(Saved entries)

--

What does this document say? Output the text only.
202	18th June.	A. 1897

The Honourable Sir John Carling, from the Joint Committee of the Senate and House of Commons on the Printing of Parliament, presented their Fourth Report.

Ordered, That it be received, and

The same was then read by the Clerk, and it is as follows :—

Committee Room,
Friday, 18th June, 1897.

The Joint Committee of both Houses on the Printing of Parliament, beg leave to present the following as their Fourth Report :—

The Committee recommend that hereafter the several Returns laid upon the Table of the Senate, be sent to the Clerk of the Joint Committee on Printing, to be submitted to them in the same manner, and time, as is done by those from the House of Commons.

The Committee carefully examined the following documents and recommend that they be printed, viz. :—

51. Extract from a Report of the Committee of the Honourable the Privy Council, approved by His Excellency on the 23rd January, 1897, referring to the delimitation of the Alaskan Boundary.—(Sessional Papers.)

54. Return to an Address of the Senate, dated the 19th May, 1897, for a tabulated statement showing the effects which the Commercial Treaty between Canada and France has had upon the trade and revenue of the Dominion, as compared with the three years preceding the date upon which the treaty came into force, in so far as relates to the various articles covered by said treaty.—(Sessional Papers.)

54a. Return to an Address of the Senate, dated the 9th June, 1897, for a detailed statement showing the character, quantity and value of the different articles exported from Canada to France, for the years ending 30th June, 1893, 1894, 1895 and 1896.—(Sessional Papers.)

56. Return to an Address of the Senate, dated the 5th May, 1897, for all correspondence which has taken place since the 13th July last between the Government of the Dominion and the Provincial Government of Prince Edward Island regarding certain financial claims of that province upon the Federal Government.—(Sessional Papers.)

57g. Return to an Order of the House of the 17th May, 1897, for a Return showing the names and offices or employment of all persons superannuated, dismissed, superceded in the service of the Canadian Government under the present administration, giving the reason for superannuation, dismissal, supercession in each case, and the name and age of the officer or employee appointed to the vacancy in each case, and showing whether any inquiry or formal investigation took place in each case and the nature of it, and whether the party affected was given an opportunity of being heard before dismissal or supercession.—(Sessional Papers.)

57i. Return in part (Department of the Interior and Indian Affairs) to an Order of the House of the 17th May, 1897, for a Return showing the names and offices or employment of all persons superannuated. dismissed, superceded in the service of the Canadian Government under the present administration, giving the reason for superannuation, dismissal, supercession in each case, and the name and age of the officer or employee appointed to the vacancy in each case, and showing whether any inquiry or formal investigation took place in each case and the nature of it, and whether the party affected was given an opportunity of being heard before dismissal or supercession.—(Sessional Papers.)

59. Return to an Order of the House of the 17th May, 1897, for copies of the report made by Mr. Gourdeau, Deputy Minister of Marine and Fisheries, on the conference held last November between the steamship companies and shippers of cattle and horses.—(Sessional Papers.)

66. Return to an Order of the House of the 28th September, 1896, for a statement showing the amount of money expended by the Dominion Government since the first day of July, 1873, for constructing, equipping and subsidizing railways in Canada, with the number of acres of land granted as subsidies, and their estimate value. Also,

--

Generate an exact reproduction of all entries.

What does this document say? Output the text only.
202	18th June.	A. 1897

The Honourable Sir John Carling, from the Joint Committee of the Senate and House of Commons on the Printing of Parliament, presented their Fourth Report.

Ordered, That it be received, and

The same was then read by the Clerk, and it is as follows :—

Committee Room,
Friday, 18th June, 1897.

The Joint Committee of both Houses on the Printing of Parliament, beg leave to present the following as their Fourth Report :—

The Committee recommend that hereafter the several Returns laid upon the Table of the Senate, be sent to the Clerk of the Joint Committee on Printing, to be submitted to them in the same manner, and time, as is done by those from the House of Commons.

The Committee carefully examined the following documents and recommend that they be printed, viz. :—

51. Extract from a Report of the Committee of the Honourable the Privy Council, approved by His Excellency on the 23rd January, 1897, referring to the delimitation of the Alaskan Boundary.—(Sessional Papers.)

54. Return to an Address of the Senate, dated the 19th May, 1897, for a tabulated statement showing the effects which the Commercial Treaty between Canada and France has had upon the trade and revenue of the Dominion, as compared with the three years preceding the date upon which the treaty came into force, in so far as relates to the various articles covered by said treaty.—(Sessional Papers.)

54a. Return to an Address of the Senate, dated the 9th June, 1897, for a detailed statement showing the character, quantity and value of the different articles exported from Canada to France, for the years ending 30th June, 1893, 1894, 1895 and 1896.—(Sessional Papers.)

56. Return to an Address of the Senate, dated the 5th May, 1897, for all correspondence which has taken place since the 13th July last between the Government of the Dominion and the Provincial Government of Prince Edward Island regarding certain financial claims of that province upon the Federal Government.—(Sessional Papers.)

57g. Return to an Order of the House of the 17th May, 1897, for a Return showing the names and offices or employment of all persons superannuated, dismissed, superceded in the service of the Canadian Government under the present administration, giving the reason for superannuation, dismissal, supercession in each case, and the name and age of the officer or employee appointed to the vacancy in each case, and showing whether any inquiry or formal investigation took place in each case and the nature of it, and whether the party affected was given an opportunity of being heard before dismissal or supercession.—(Sessional Papers.)

57i. Return in part (Department of the Interior and Indian Affairs) to an Order of the House of the 17th May, 1897, for a Return showing the names and offices or employment of all persons superannuated. dismissed, superceded in the service of the Canadian Government under the present administration, giving the reason for superannuation, dismissal, supercession in each case, and the name and age of the officer or employee appointed to the vacancy in each case, and showing whether any inquiry or formal investigation took place in each case and the nature of it, and whether the party affected was given an opportunity of being heard before dismissal or supercession.—(Sessional Papers.)

59. Return to an Order of the House of the 17th May, 1897, for copies of the report made by Mr. Gourdeau, Deputy Minister of Marine and Fisheries, on the conference held last November between the steamship companies and shippers of cattle and horses.—(Sessional Papers.)

66. Return to an Order of the House of the 28th September, 1896, for a statement showing the amount of money expended by the Dominion Government since the first day of July, 1873, for constructing, equipping and subsidizing railways in Canada, with the number of acres of land granted as subsidies, and their estimate value. Also,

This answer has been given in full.